> **Aim of the task**
Read the records and write them out again exactly.

>> BEGIN Source records

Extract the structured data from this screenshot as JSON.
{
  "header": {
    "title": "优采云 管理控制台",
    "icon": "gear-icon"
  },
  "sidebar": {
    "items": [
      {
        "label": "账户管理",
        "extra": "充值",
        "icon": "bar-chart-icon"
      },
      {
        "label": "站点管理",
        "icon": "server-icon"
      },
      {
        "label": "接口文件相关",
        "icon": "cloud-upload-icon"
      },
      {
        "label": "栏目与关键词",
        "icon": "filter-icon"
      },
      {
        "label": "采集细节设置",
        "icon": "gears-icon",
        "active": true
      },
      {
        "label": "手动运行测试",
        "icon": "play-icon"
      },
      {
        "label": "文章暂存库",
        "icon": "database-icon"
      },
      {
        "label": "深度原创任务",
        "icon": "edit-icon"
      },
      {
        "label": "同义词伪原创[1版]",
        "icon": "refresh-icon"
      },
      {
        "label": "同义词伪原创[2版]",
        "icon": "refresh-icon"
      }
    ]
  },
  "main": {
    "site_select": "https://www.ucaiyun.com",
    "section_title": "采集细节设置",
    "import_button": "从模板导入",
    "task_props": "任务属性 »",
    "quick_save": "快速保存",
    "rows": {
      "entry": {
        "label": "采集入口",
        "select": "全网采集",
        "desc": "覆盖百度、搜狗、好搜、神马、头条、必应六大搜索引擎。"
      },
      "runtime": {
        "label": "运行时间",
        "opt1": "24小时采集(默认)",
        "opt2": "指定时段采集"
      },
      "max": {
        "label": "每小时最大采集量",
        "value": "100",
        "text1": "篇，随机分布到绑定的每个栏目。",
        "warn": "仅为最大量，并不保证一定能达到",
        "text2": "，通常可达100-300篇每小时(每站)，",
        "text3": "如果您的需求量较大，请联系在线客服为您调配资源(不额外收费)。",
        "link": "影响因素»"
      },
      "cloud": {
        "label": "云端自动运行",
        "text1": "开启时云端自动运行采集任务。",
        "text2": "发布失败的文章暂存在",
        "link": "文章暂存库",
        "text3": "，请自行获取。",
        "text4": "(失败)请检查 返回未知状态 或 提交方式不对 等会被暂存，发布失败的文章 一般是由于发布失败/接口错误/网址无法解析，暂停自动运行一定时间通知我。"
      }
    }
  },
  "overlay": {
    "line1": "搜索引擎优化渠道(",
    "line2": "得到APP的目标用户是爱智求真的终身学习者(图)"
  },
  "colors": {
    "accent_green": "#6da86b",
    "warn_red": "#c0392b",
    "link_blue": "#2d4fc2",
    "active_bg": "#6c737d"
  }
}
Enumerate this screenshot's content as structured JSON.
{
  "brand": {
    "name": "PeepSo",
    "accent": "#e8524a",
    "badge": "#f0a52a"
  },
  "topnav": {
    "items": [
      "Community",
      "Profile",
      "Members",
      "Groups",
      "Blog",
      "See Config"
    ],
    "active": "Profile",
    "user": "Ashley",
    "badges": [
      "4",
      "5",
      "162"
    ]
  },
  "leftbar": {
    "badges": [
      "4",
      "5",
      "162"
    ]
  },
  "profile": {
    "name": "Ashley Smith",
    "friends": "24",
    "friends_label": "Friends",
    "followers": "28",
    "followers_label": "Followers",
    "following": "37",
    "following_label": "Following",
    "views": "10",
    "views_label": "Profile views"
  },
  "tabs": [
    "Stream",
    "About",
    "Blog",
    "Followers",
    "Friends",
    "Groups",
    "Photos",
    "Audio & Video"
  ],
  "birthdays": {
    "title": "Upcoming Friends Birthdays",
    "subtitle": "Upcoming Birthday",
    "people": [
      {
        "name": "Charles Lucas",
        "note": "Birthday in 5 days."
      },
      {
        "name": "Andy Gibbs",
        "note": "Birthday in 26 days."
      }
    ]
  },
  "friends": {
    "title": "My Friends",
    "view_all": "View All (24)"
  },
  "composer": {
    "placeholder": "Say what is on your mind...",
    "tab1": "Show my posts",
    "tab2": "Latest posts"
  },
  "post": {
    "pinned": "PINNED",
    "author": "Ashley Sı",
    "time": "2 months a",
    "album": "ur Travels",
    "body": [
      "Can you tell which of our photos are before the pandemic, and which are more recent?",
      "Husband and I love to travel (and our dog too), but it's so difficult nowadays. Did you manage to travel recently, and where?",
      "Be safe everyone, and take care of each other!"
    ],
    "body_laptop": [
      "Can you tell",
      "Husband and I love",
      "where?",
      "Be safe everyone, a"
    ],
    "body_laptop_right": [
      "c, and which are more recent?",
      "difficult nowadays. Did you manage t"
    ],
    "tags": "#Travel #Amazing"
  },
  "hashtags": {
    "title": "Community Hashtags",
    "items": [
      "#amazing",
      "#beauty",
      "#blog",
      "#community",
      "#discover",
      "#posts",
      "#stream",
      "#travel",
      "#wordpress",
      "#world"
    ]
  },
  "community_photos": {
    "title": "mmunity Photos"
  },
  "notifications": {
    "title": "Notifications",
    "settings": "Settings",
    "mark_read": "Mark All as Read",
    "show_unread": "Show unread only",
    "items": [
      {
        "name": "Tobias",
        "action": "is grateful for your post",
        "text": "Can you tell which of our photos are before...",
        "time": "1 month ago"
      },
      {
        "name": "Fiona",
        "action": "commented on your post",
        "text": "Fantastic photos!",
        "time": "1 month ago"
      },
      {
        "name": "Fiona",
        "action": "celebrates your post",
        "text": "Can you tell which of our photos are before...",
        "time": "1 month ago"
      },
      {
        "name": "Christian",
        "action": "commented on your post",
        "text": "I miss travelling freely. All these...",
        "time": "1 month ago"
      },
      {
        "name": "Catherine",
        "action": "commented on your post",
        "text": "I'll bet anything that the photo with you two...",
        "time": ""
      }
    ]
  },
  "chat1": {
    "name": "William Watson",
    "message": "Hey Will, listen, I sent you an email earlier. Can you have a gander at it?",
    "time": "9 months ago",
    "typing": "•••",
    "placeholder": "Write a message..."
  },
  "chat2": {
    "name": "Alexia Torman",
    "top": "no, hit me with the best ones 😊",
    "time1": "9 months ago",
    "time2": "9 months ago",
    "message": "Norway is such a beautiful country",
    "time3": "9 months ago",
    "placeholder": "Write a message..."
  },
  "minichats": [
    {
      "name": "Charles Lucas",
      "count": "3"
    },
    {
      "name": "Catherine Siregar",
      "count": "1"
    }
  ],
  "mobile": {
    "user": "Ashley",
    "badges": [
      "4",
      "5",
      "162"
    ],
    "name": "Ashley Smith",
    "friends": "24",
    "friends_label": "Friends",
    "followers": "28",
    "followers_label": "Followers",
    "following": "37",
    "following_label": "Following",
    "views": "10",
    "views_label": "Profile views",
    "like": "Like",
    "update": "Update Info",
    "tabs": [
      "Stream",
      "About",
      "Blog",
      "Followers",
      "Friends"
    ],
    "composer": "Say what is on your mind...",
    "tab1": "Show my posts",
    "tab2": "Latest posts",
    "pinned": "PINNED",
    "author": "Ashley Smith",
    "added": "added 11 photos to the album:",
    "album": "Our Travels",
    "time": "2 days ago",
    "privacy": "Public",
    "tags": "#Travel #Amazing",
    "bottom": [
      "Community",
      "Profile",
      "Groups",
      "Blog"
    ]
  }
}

>> END Source records

> **Full answer**
Extract the structured data from this screenshot as JSON.
{
  "header": {
    "title": "优采云 管理控制台",
    "icon": "gear-icon"
  },
  "sidebar": {
    "items": [
      {
        "label": "账户管理",
        "extra": "充值",
        "icon": "bar-chart-icon"
      },
      {
        "label": "站点管理",
        "icon": "server-icon"
      },
      {
        "label": "接口文件相关",
        "icon": "cloud-upload-icon"
      },
      {
        "label": "栏目与关键词",
        "icon": "filter-icon"
      },
      {
        "label": "采集细节设置",
        "icon": "gears-icon",
        "active": true
      },
      {
        "label": "手动运行测试",
        "icon": "play-icon"
      },
      {
        "label": "文章暂存库",
        "icon": "database-icon"
      },
      {
        "label": "深度原创任务",
        "icon": "edit-icon"
      },
      {
        "label": "同义词伪原创[1版]",
        "icon": "refresh-icon"
      },
      {
        "label": "同义词伪原创[2版]",
        "icon": "refresh-icon"
      }
    ]
  },
  "main": {
    "site_select": "https://www.ucaiyun.com",
    "section_title": "采集细节设置",
    "import_button": "从模板导入",
    "task_props": "任务属性 »",
    "quick_save": "快速保存",
    "rows": {
      "entry": {
        "label": "采集入口",
        "select": "全网采集",
        "desc": "覆盖百度、搜狗、好搜、神马、头条、必应六大搜索引擎。"
      },
      "runtime": {
        "label": "运行时间",
        "opt1": "24小时采集(默认)",
        "opt2": "指定时段采集"
      },
      "max": {
        "label": "每小时最大采集量",
        "value": "100",
        "text1": "篇，随机分布到绑定的每个栏目。",
        "warn": "仅为最大量，并不保证一定能达到",
        "text2": "，通常可达100-300篇每小时(每站)，",
        "text3": "如果您的需求量较大，请联系在线客服为您调配资源(不额外收费)。",
        "link": "影响因素»"
      },
      "cloud": {
        "label": "云端自动运行",
        "text1": "开启时云端自动运行采集任务。",
        "text2": "发布失败的文章暂存在",
        "link": "文章暂存库",
        "text3": "，请自行获取。",
        "text4": "(失败)请检查 返回未知状态 或 提交方式不对 等会被暂存，发布失败的文章 一般是由于发布失败/接口错误/网址无法解析，暂停自动运行一定时间通知我。"
      }
    }
  },
  "overlay": {
    "line1": "搜索引擎优化渠道(",
    "line2": "得到APP的目标用户是爱智求真的终身学习者(图)"
  },
  "colors": {
    "accent_green": "#6da86b",
    "warn_red": "#c0392b",
    "link_blue": "#2d4fc2",
    "active_bg": "#6c737d"
  }
}
Enumerate this screenshot's content as structured JSON.
{
  "brand": {
    "name": "PeepSo",
    "accent": "#e8524a",
    "badge": "#f0a52a"
  },
  "topnav": {
    "items": [
      "Community",
      "Profile",
      "Members",
      "Groups",
      "Blog",
      "See Config"
    ],
    "active": "Profile",
    "user": "Ashley",
    "badges": [
      "4",
      "5",
      "162"
    ]
  },
  "leftbar": {
    "badges": [
      "4",
      "5",
      "162"
    ]
  },
  "profile": {
    "name": "Ashley Smith",
    "friends": "24",
    "friends_label": "Friends",
    "followers": "28",
    "followers_label": "Followers",
    "following": "37",
    "following_label": "Following",
    "views": "10",
    "views_label": "Profile views"
  },
  "tabs": [
    "Stream",
    "About",
    "Blog",
    "Followers",
    "Friends",
    "Groups",
    "Photos",
    "Audio & Video"
  ],
  "birthdays": {
    "title": "Upcoming Friends Birthdays",
    "subtitle": "Upcoming Birthday",
    "people": [
      {
        "name": "Charles Lucas",
        "note": "Birthday in 5 days."
      },
      {
        "name": "Andy Gibbs",
        "note": "Birthday in 26 days."
      }
    ]
  },
  "friends": {
    "title": "My Friends",
    "view_all": "View All (24)"
  },
  "composer": {
    "placeholder": "Say what is on your mind...",
    "tab1": "Show my posts",
    "tab2": "Latest posts"
  },
  "post": {
    "pinned": "PINNED",
    "author": "Ashley Sı",
    "time": "2 months a",
    "album": "ur Travels",
    "body": [
      "Can you tell which of our photos are before the pandemic, and which are more recent?",
      "Husband and I love to travel (and our dog too), but it's so difficult nowadays. Did you manage to travel recently, and where?",
      "Be safe everyone, and take care of each other!"
    ],
    "body_laptop": [
      "Can you tell",
      "Husband and I love",
      "where?",
      "Be safe everyone, a"
    ],
    "body_laptop_right": [
      "c, and which are more recent?",
      "difficult nowadays. Did you manage t"
    ],
    "tags": "#Travel #Amazing"
  },
  "hashtags": {
    "title": "Community Hashtags",
    "items": [
      "#amazing",
      "#beauty",
      "#blog",
      "#community",
      "#discover",
      "#posts",
      "#stream",
      "#travel",
      "#wordpress",
      "#world"
    ]
  },
  "community_photos": {
    "title": "mmunity Photos"
  },
  "notifications": {
    "title": "Notifications",
    "settings": "Settings",
    "mark_read": "Mark All as Read",
    "show_unread": "Show unread only",
    "items": [
      {
        "name": "Tobias",
        "action": "is grateful for your post",
        "text": "Can you tell which of our photos are before...",
        "time": "1 month ago"
      },
      {
        "name": "Fiona",
        "action": "commented on your post",
        "text": "Fantastic photos!",
        "time": "1 month ago"
      },
      {
        "name": "Fiona",
        "action": "celebrates your post",
        "text": "Can you tell which of our photos are before...",
        "time": "1 month ago"
      },
      {
        "name": "Christian",
        "action": "commented on your post",
        "text": "I miss travelling freely. All these...",
        "time": "1 month ago"
      },
      {
        "name": "Catherine",
        "action": "commented on your post",
        "text": "I'll bet anything that the photo with you two...",
        "time": ""
      }
    ]
  },
  "chat1": {
    "name": "William Watson",
    "message": "Hey Will, listen, I sent you an email earlier. Can you have a gander at it?",
    "time": "9 months ago",
    "typing": "•••",
    "placeholder": "Write a message..."
  },
  "chat2": {
    "name": "Alexia Torman",
    "top": "no, hit me with the best ones 😊",
    "time1": "9 months ago",
    "time2": "9 months ago",
    "message": "Norway is such a beautiful country",
    "time3": "9 months ago",
    "placeholder": "Write a message..."
  },
  "minichats": [
    {
      "name": "Charles Lucas",
      "count": "3"
    },
    {
      "name": "Catherine Siregar",
      "count": "1"
    }
  ],
  "mobile": {
    "user": "Ashley",
    "badges": [
      "4",
      "5",
      "162"
    ],
    "name": "Ashley Smith",
    "friends": "24",
    "friends_label": "Friends",
    "followers": "28",
    "followers_label": "Followers",
    "following": "37",
    "following_label": "Following",
    "views": "10",
    "views_label": "Profile views",
    "like": "Like",
    "update": "Update Info",
    "tabs": [
      "Stream",
      "About",
      "Blog",
      "Followers",
      "Friends"
    ],
    "composer": "Say what is on your mind...",
    "tab1": "Show my posts",
    "tab2": "Latest posts",
    "pinned": "PINNED",
    "author": "Ashley Smith",
    "added": "added 11 photos to the album:",
    "album": "Our Travels",
    "time": "2 days ago",
    "privacy": "Public",
    "tags": "#Travel #Amazing",
    "bottom": [
      "Community",
      "Profile",
      "Groups",
      "Blog"
    ]
  }
}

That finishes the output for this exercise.